-- START SUPPLIED MATERIAL --
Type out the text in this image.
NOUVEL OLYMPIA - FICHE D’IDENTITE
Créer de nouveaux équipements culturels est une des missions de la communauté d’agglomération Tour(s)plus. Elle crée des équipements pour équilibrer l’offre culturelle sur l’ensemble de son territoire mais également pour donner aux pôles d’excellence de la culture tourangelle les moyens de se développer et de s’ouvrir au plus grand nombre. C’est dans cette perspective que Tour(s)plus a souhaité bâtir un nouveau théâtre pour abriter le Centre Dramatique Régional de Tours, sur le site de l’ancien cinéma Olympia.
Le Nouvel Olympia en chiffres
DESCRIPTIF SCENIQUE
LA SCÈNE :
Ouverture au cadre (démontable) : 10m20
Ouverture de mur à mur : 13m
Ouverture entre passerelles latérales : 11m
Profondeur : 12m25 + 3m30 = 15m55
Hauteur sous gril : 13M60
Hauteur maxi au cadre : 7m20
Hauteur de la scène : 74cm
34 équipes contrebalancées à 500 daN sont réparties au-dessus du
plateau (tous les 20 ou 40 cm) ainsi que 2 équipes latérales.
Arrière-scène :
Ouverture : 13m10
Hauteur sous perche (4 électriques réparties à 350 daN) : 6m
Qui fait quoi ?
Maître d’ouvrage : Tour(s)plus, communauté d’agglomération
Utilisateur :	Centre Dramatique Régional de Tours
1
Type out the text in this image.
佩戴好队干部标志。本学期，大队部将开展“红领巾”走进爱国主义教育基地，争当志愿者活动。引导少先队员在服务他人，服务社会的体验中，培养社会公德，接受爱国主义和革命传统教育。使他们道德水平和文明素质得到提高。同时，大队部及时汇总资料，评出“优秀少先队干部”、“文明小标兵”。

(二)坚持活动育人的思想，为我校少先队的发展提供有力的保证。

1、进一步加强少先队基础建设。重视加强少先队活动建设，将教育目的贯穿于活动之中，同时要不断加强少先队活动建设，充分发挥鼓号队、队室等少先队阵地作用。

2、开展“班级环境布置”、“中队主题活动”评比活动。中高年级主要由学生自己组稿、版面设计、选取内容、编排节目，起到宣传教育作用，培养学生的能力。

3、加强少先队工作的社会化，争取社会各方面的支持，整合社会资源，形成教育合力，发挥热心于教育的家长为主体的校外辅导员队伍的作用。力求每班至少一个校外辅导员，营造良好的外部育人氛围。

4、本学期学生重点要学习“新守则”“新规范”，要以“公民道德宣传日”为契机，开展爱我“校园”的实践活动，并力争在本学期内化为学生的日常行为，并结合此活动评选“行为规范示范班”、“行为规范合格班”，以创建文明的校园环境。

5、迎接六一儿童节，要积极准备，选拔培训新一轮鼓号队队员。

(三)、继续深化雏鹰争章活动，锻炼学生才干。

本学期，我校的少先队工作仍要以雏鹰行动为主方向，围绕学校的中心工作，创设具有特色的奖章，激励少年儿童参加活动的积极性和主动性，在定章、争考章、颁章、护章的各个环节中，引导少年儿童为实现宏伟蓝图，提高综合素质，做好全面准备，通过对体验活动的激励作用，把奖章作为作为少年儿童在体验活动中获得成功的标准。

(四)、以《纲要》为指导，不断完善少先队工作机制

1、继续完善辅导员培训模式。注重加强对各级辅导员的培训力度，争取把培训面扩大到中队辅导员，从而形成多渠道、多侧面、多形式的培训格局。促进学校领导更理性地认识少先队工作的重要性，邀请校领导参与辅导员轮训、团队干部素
-- END SUPPLIED MATERIAL --
### PROBLEM DETAILS
In the material above, show every line where the word "cadre" turns up.

### RESULT OF THE TASK
Ouverture au cadre (démontable) : 10m20
Hauteur maxi au cadre : 7m20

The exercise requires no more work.